**Stated goal**
Output all of the data below exactly as given.

**Material for this exercise**
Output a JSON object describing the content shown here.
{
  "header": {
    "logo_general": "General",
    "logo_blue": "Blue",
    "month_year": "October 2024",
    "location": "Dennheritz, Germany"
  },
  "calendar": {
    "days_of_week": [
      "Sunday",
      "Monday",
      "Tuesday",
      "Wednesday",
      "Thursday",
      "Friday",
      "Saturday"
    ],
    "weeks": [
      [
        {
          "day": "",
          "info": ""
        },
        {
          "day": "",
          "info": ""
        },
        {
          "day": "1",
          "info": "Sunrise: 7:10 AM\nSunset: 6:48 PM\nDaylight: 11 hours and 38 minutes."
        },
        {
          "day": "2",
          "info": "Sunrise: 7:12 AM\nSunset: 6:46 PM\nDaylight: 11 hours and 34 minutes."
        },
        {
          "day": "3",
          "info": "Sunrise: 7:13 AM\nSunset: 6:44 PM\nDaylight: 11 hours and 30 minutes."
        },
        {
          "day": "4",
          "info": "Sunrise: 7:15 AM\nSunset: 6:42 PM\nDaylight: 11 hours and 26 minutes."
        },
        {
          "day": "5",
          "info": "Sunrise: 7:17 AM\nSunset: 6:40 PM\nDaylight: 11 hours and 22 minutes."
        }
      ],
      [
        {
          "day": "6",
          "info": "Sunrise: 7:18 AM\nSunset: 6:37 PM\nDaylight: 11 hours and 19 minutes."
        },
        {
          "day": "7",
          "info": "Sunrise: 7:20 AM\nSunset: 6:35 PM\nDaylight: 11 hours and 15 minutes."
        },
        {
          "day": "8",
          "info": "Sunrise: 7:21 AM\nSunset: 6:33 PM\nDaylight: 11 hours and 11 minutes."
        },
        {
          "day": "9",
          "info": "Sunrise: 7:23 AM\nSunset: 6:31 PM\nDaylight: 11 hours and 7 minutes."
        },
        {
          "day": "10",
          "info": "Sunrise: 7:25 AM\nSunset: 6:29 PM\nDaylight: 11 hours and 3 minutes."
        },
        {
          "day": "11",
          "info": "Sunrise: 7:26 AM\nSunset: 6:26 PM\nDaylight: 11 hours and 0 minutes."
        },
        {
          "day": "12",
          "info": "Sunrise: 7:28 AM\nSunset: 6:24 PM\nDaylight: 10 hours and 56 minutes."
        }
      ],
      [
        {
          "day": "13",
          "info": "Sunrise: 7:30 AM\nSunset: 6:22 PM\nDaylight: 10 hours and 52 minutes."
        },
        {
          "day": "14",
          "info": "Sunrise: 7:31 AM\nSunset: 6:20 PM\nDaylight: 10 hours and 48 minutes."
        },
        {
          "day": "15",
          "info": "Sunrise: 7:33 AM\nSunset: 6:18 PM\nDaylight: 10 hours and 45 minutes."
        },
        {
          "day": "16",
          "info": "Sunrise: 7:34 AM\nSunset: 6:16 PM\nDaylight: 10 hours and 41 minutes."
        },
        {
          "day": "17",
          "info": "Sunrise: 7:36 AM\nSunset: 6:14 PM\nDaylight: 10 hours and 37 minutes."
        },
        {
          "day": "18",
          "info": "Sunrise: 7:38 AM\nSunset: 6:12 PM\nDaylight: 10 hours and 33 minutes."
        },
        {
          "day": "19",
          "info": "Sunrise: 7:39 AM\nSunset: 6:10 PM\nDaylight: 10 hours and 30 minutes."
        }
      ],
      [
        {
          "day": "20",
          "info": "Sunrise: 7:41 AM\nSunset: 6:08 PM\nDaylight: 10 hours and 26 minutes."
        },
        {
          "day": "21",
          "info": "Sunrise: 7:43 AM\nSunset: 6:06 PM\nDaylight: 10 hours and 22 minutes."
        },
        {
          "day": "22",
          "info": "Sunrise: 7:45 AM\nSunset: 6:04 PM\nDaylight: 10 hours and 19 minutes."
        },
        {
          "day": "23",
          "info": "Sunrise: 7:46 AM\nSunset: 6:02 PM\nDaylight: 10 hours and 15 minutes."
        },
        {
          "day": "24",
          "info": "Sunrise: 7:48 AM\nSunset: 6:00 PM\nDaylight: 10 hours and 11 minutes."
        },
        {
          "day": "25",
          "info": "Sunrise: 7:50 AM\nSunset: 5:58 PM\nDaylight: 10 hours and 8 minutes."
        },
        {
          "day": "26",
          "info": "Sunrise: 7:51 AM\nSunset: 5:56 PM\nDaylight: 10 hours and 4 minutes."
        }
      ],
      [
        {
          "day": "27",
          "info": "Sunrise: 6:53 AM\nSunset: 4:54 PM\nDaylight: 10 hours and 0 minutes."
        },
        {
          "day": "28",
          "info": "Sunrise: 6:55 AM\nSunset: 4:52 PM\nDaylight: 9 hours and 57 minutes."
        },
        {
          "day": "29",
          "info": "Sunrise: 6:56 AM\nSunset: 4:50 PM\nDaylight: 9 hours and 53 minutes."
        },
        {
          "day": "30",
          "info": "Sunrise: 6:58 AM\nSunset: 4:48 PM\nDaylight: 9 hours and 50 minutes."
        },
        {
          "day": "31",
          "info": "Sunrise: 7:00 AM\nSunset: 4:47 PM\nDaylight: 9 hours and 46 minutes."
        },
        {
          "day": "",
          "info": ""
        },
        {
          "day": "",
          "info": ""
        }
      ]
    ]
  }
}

**Response for this exercise**
Output a JSON object describing the content shown here.
{
  "header": {
    "logo_general": "General",
    "logo_blue": "Blue",
    "month_year": "October 2024",
    "location": "Dennheritz, Germany"
  },
  "calendar": {
    "days_of_week": [
      "Sunday",
      "Monday",
      "Tuesday",
      "Wednesday",
      "Thursday",
      "Friday",
      "Saturday"
    ],
    "weeks": [
      [
        {
          "day": "",
          "info": ""
        },
        {
          "day": "",
          "info": ""
        },
        {
          "day": "1",
          "info": "Sunrise: 7:10 AM\nSunset: 6:48 PM\nDaylight: 11 hours and 38 minutes."
        },
        {
          "day": "2",
          "info": "Sunrise: 7:12 AM\nSunset: 6:46 PM\nDaylight: 11 hours and 34 minutes."
        },
        {
          "day": "3",
          "info": "Sunrise: 7:13 AM\nSunset: 6:44 PM\nDaylight: 11 hours and 30 minutes."
        },
        {
          "day": "4",
          "info": "Sunrise: 7:15 AM\nSunset: 6:42 PM\nDaylight: 11 hours and 26 minutes."
        },
        {
          "day": "5",
          "info": "Sunrise: 7:17 AM\nSunset: 6:40 PM\nDaylight: 11 hours and 22 minutes."
        }
      ],
      [
        {
          "day": "6",
          "info": "Sunrise: 7:18 AM\nSunset: 6:37 PM\nDaylight: 11 hours and 19 minutes."
        },
        {
          "day": "7",
          "info": "Sunrise: 7:20 AM\nSunset: 6:35 PM\nDaylight: 11 hours and 15 minutes."
        },
        {
          "day": "8",
          "info": "Sunrise: 7:21 AM\nSunset: 6:33 PM\nDaylight: 11 hours and 11 minutes."
        },
        {
          "day": "9",
          "info": "Sunrise: 7:23 AM\nSunset: 6:31 PM\nDaylight: 11 hours and 7 minutes."
        },
        {
          "day": "10",
          "info": "Sunrise: 7:25 AM\nSunset: 6:29 PM\nDaylight: 11 hours and 3 minutes."
        },
        {
          "day": "11",
          "info": "Sunrise: 7:26 AM\nSunset: 6:26 PM\nDaylight: 11 hours and 0 minutes."
        },
        {
          "day": "12",
          "info": "Sunrise: 7:28 AM\nSunset: 6:24 PM\nDaylight: 10 hours and 56 minutes."
        }
      ],
      [
        {
          "day": "13",
          "info": "Sunrise: 7:30 AM\nSunset: 6:22 PM\nDaylight: 10 hours and 52 minutes."
        },
        {
          "day": "14",
          "info": "Sunrise: 7:31 AM\nSunset: 6:20 PM\nDaylight: 10 hours and 48 minutes."
        },
        {
          "day": "15",
          "info": "Sunrise: 7:33 AM\nSunset: 6:18 PM\nDaylight: 10 hours and 45 minutes."
        },
        {
          "day": "16",
          "info": "Sunrise: 7:34 AM\nSunset: 6:16 PM\nDaylight: 10 hours and 41 minutes."
        },
        {
          "day": "17",
          "info": "Sunrise: 7:36 AM\nSunset: 6:14 PM\nDaylight: 10 hours and 37 minutes."
        },
        {
          "day": "18",
          "info": "Sunrise: 7:38 AM\nSunset: 6:12 PM\nDaylight: 10 hours and 33 minutes."
        },
        {
          "day": "19",
          "info": "Sunrise: 7:39 AM\nSunset: 6:10 PM\nDaylight: 10 hours and 30 minutes."
        }
      ],
      [
        {
          "day": "20",
          "info": "Sunrise: 7:41 AM\nSunset: 6:08 PM\nDaylight: 10 hours and 26 minutes."
        },
        {
          "day": "21",
          "info": "Sunrise: 7:43 AM\nSunset: 6:06 PM\nDaylight: 10 hours and 22 minutes."
        },
        {
          "day": "22",
          "info": "Sunrise: 7:45 AM\nSunset: 6:04 PM\nDaylight: 10 hours and 19 minutes."
        },
        {
          "day": "23",
          "info": "Sunrise: 7:46 AM\nSunset: 6:02 PM\nDaylight: 10 hours and 15 minutes."
        },
        {
          "day": "24",
          "info": "Sunrise: 7:48 AM\nSunset: 6:00 PM\nDaylight: 10 hours and 11 minutes."
        },
        {
          "day": "25",
          "info": "Sunrise: 7:50 AM\nSunset: 5:58 PM\nDaylight: 10 hours and 8 minutes."
        },
        {
          "day": "26",
          "info": "Sunrise: 7:51 AM\nSunset: 5:56 PM\nDaylight: 10 hours and 4 minutes."
        }
      ],
      [
        {
          "day": "27",
          "info": "Sunrise: 6:53 AM\nSunset: 4:54 PM\nDaylight: 10 hours and 0 minutes."
        },
        {
          "day": "28",
          "info": "Sunrise: 6:55 AM\nSunset: 4:52 PM\nDaylight: 9 hours and 57 minutes."
        },
        {
          "day": "29",
          "info": "Sunrise: 6:56 AM\nSunset: 4:50 PM\nDaylight: 9 hours and 53 minutes."
        },
        {
          "day": "30",
          "info": "Sunrise: 6:58 AM\nSunset: 4:48 PM\nDaylight: 9 hours and 50 minutes."
        },
        {
          "day": "31",
          "info": "Sunrise: 7:00 AM\nSunset: 4:47 PM\nDaylight: 9 hours and 46 minutes."
        },
        {
          "day": "",
          "info": ""
        },
        {
          "day": "",
          "info": ""
        }
      ]
    ]
  }
}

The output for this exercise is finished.